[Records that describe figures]
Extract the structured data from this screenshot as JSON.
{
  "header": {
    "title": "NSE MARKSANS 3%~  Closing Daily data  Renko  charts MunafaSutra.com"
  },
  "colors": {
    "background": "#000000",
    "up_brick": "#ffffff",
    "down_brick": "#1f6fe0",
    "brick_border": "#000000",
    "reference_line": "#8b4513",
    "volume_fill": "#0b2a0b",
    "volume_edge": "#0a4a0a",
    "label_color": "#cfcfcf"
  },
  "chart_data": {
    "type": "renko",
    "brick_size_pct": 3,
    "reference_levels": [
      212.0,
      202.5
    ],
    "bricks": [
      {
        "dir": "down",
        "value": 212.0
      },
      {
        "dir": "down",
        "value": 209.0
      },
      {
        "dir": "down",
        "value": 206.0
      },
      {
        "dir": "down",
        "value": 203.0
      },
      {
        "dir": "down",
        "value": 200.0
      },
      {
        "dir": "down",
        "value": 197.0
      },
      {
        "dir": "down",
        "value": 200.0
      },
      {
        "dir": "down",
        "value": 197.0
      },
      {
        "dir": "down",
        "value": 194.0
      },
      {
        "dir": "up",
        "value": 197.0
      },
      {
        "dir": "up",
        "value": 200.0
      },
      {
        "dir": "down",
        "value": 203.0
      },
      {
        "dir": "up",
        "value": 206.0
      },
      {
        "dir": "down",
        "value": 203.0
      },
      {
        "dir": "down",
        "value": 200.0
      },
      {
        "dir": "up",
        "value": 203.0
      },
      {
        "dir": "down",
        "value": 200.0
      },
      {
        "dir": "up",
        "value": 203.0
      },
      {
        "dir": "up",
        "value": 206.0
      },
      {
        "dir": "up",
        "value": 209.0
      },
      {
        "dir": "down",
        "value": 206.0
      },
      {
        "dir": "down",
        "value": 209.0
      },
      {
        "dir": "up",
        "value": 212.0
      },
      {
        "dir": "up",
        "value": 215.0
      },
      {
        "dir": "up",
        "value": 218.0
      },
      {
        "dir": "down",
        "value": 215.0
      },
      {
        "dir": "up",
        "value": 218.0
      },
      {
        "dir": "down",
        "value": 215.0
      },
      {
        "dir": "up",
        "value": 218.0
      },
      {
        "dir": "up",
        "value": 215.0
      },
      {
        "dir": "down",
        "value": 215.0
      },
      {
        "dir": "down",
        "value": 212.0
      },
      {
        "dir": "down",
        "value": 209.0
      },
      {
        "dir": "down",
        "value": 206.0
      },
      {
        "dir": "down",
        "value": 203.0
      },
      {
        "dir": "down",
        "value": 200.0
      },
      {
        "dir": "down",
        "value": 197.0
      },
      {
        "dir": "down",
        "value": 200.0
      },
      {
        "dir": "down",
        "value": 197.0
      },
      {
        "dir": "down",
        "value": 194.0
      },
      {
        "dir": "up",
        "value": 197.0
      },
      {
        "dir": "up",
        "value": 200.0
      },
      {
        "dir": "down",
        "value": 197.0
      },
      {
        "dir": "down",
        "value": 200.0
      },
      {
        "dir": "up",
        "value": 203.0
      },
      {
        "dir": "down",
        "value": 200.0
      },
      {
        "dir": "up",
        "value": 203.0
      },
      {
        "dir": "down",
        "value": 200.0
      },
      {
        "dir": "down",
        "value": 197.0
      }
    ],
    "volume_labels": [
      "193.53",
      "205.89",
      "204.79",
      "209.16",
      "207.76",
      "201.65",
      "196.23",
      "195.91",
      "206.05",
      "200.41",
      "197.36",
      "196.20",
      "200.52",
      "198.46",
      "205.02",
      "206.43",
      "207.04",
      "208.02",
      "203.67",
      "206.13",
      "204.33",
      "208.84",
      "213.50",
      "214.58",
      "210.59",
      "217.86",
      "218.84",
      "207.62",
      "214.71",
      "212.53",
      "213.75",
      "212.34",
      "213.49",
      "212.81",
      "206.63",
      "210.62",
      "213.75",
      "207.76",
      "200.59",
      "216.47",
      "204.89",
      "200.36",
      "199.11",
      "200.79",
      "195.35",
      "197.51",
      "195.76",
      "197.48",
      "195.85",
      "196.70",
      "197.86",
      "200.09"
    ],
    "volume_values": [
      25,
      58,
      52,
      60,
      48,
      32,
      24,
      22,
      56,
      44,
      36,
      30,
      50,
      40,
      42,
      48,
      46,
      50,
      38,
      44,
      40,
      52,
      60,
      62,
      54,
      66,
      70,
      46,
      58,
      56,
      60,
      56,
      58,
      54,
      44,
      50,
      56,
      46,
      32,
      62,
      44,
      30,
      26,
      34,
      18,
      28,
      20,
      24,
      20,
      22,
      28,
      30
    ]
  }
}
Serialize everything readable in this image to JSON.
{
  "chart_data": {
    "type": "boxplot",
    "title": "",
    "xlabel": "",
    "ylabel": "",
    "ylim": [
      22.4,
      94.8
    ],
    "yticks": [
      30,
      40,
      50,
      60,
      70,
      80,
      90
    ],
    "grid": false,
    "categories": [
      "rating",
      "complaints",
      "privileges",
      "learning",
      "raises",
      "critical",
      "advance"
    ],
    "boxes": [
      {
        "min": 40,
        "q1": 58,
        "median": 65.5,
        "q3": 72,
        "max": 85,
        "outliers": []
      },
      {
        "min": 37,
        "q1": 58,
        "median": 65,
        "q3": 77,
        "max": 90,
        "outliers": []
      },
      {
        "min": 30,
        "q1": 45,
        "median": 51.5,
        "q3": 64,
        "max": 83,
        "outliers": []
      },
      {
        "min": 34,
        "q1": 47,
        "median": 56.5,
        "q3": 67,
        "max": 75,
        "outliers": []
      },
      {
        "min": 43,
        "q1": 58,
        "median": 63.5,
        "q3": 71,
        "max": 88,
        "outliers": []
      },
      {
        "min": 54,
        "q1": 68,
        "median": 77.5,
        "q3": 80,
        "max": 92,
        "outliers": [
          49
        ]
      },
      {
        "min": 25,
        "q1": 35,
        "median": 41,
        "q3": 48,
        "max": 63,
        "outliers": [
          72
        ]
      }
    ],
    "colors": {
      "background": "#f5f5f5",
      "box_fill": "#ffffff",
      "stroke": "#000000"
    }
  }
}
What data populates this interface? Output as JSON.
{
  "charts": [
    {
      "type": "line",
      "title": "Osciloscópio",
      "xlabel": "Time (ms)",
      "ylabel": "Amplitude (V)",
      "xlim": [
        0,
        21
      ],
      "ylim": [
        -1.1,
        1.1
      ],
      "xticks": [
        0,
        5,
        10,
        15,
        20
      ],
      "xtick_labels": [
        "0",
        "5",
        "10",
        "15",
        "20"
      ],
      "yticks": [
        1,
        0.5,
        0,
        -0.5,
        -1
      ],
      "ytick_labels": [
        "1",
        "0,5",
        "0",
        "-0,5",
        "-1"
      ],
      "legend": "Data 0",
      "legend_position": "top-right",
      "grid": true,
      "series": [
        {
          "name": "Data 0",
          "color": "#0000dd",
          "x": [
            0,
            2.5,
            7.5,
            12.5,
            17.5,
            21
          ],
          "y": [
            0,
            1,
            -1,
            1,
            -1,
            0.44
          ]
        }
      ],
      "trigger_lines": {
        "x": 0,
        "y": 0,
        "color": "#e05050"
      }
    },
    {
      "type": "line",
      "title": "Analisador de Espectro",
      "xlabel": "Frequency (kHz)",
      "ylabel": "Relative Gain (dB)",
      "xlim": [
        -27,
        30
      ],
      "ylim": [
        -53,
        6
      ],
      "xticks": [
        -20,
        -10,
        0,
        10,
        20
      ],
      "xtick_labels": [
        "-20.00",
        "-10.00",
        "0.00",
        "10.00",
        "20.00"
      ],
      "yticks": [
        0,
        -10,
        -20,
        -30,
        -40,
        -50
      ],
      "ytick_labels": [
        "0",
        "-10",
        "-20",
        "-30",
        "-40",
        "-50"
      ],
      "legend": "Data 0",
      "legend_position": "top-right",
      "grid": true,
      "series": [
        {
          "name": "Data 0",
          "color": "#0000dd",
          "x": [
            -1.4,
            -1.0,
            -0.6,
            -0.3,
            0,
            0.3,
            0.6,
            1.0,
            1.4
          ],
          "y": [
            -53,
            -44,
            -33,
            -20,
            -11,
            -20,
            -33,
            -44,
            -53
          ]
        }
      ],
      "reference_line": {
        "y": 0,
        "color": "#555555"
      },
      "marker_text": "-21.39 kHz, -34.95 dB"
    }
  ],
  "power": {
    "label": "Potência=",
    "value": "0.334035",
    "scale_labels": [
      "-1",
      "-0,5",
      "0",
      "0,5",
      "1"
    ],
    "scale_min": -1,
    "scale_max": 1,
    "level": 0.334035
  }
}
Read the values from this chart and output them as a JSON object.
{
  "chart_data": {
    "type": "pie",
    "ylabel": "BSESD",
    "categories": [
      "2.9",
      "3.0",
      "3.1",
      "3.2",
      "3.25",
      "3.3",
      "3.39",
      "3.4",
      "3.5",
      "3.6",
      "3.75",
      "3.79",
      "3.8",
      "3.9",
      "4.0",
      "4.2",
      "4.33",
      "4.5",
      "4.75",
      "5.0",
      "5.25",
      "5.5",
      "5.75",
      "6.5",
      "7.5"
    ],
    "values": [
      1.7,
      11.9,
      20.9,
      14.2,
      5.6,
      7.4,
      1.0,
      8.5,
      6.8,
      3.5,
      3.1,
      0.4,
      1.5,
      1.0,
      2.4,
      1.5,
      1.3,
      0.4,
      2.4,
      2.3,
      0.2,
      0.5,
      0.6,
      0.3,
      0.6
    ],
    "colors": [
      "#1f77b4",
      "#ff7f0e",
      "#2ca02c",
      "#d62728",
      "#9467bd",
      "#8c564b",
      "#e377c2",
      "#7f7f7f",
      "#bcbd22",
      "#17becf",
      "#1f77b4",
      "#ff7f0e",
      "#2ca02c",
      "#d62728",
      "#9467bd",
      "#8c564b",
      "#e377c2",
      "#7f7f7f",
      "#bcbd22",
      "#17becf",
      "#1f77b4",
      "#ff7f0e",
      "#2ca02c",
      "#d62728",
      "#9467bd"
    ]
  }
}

• Task details
Copy every line of the listing where the word "ylabel" appears.

• Exercise response
    "ylabel": "",
      "ylabel": "Amplitude (V)",
      "ylabel": "Relative Gain (dB)",
    "ylabel": "BSESD",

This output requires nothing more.